## Given problem
From the listing below, pull each line that includes "Sentiment".

(Records from a dataset)
+ + + + + + +

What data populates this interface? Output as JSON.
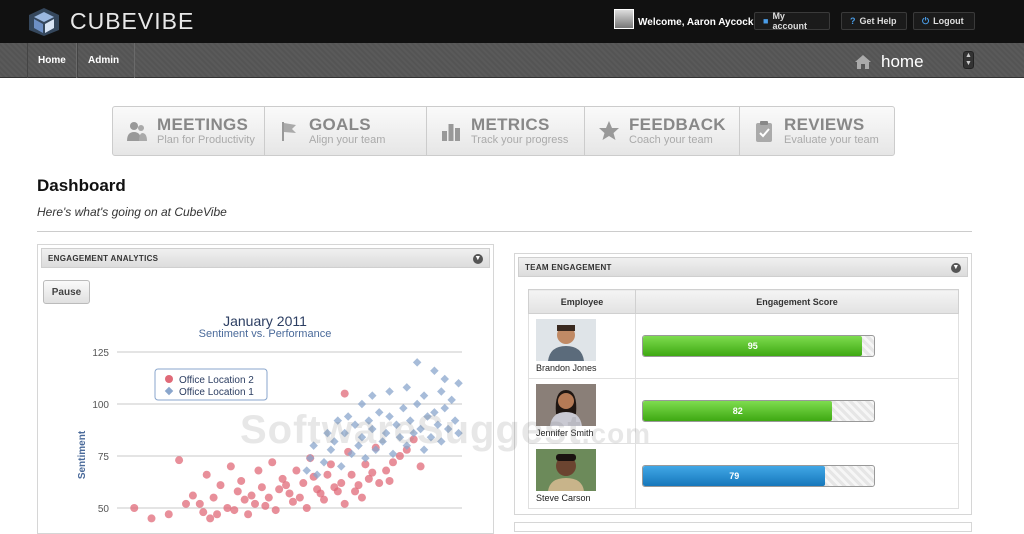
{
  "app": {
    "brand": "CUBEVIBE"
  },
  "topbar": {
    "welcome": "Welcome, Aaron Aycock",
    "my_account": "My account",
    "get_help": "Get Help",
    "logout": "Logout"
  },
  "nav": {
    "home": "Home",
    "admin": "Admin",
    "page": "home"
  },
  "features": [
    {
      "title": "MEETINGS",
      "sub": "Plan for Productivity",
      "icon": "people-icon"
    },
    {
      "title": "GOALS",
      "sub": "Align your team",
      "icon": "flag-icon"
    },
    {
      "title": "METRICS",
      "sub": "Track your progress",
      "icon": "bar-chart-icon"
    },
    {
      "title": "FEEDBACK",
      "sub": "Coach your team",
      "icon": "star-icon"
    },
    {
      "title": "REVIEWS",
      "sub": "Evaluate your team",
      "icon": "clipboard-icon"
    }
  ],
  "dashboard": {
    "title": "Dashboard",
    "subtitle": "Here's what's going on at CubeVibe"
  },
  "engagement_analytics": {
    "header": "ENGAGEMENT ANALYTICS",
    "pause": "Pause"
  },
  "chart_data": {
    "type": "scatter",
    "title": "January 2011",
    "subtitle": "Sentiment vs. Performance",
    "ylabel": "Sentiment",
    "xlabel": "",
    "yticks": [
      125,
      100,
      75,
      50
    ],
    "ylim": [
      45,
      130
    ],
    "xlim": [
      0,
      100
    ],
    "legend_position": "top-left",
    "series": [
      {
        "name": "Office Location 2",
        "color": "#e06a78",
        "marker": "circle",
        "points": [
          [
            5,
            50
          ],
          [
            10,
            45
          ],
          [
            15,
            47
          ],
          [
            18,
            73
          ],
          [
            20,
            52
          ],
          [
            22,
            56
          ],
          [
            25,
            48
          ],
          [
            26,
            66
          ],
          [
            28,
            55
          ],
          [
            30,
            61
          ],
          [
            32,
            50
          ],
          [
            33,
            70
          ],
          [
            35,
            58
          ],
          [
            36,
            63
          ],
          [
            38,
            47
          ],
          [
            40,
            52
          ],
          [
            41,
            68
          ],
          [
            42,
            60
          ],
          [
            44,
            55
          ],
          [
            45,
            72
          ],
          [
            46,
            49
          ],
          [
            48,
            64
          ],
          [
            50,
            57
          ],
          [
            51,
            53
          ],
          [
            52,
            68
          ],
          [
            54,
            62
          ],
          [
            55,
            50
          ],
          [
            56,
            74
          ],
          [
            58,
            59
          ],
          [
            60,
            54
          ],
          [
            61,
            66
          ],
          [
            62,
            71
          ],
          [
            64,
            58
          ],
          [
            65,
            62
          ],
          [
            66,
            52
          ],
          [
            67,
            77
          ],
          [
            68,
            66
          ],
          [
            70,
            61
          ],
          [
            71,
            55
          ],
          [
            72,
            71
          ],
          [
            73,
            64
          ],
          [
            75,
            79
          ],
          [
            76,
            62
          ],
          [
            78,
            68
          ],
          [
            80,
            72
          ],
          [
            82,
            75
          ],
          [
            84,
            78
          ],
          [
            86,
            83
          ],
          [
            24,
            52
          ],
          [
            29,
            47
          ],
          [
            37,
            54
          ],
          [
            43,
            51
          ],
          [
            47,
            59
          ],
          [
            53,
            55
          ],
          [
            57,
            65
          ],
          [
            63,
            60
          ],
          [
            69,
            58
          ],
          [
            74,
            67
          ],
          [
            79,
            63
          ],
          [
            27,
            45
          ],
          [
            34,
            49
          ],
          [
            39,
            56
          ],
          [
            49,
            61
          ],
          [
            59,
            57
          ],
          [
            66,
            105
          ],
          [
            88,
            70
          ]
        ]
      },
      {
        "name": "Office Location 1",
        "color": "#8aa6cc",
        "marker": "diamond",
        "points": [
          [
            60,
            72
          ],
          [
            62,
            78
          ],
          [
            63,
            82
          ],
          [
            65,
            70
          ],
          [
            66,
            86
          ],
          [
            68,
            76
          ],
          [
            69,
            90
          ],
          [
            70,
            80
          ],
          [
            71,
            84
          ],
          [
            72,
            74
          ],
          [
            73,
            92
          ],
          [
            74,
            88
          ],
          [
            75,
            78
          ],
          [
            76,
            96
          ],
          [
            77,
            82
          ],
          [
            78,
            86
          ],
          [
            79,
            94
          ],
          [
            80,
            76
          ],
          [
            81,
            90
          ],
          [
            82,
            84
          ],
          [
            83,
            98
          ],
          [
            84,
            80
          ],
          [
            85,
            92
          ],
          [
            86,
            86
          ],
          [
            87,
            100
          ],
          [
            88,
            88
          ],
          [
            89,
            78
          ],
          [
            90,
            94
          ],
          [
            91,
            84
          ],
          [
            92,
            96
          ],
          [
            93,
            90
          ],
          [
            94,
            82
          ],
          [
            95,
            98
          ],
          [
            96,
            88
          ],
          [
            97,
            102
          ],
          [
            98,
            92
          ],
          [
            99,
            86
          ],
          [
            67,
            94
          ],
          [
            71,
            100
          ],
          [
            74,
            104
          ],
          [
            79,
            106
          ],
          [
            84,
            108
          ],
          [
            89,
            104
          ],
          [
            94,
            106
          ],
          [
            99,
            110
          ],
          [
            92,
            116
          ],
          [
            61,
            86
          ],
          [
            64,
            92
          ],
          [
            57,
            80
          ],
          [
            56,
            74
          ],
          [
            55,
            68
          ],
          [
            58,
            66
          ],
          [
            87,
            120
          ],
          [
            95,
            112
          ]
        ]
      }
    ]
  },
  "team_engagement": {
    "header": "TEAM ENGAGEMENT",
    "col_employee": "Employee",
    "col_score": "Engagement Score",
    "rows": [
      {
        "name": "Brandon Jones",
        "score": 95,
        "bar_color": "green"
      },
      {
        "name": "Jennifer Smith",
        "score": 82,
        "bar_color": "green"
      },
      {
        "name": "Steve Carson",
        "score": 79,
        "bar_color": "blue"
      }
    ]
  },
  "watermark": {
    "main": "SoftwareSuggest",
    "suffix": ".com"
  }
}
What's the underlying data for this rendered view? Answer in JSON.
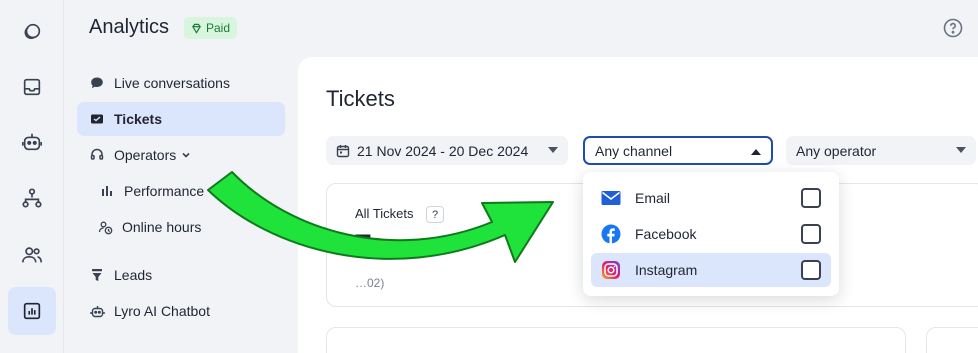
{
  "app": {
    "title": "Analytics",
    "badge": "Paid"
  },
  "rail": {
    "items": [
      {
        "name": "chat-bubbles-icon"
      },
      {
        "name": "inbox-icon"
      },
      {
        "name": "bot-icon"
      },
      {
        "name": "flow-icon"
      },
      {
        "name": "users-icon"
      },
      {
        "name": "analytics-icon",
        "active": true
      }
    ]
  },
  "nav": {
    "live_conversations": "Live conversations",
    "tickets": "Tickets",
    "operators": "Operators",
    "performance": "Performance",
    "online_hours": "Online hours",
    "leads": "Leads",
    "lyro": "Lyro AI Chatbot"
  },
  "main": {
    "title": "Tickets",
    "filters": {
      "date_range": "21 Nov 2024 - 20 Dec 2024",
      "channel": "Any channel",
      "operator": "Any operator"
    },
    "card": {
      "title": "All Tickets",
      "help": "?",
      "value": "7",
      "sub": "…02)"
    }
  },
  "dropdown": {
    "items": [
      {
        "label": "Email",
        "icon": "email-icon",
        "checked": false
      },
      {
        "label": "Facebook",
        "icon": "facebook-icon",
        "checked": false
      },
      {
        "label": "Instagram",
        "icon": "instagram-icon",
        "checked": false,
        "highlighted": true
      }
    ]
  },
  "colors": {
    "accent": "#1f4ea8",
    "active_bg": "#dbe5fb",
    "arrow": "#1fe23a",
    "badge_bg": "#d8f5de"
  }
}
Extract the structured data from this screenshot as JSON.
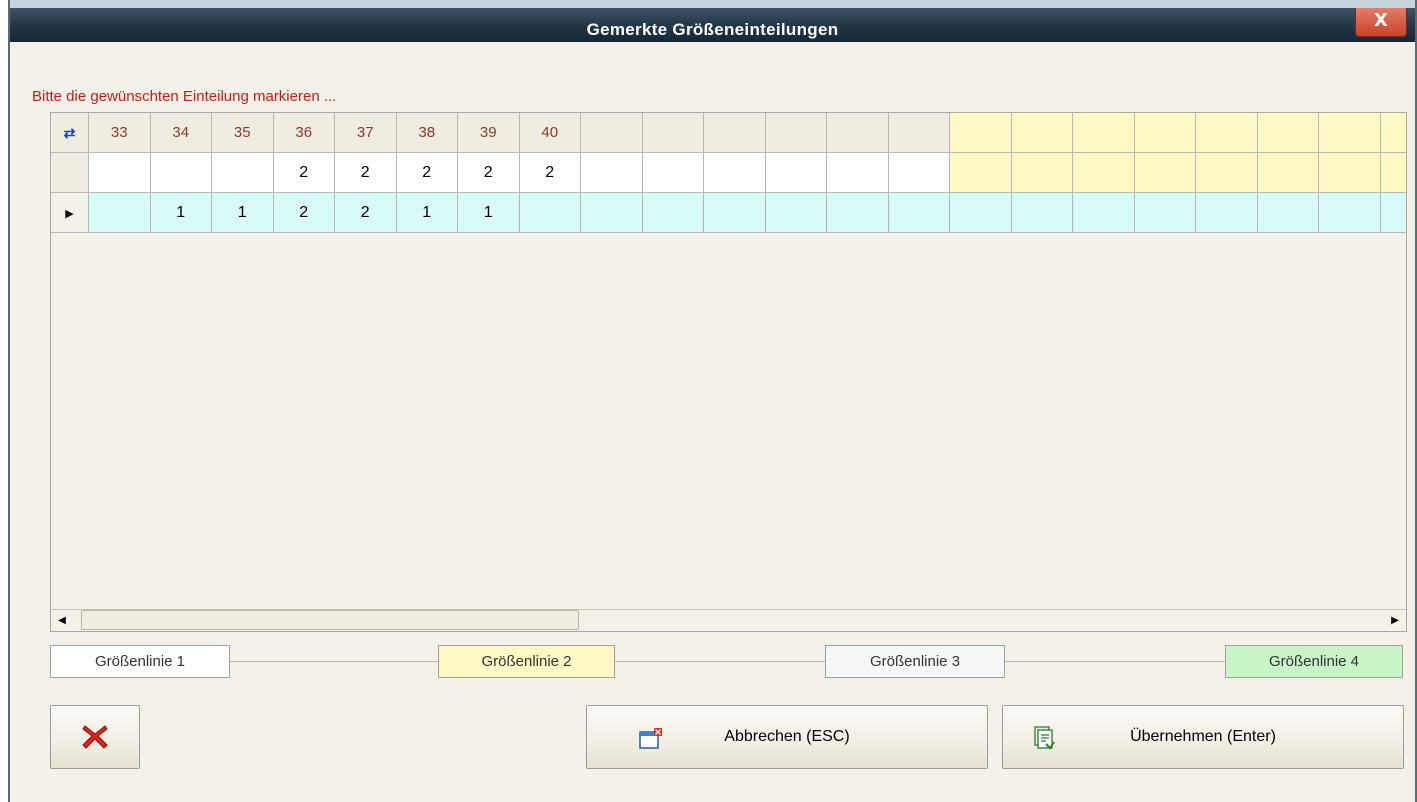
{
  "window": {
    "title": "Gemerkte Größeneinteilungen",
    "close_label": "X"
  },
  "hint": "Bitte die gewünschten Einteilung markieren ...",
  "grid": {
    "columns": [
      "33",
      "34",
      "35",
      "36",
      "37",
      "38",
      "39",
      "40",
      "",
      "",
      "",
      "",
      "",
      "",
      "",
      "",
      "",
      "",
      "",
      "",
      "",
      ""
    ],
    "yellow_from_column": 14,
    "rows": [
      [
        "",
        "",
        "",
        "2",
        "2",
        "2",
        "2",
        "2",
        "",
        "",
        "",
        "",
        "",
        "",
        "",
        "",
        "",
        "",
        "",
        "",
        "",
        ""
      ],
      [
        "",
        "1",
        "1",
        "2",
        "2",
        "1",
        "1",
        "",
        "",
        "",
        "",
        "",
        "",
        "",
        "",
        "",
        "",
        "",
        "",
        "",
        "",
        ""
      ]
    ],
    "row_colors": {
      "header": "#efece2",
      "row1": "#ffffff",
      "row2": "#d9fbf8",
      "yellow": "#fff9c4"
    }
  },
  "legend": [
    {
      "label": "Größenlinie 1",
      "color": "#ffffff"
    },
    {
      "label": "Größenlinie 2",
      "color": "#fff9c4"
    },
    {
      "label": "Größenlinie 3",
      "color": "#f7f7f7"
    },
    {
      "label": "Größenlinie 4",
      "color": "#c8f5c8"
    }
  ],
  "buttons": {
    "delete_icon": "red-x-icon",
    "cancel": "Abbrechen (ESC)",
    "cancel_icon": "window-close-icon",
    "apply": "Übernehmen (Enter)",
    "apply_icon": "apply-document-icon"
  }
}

+ + + + + + +

## Expected answer
    "subtitle": "Sentiment vs. Performance",
    "ylabel": "Sentiment",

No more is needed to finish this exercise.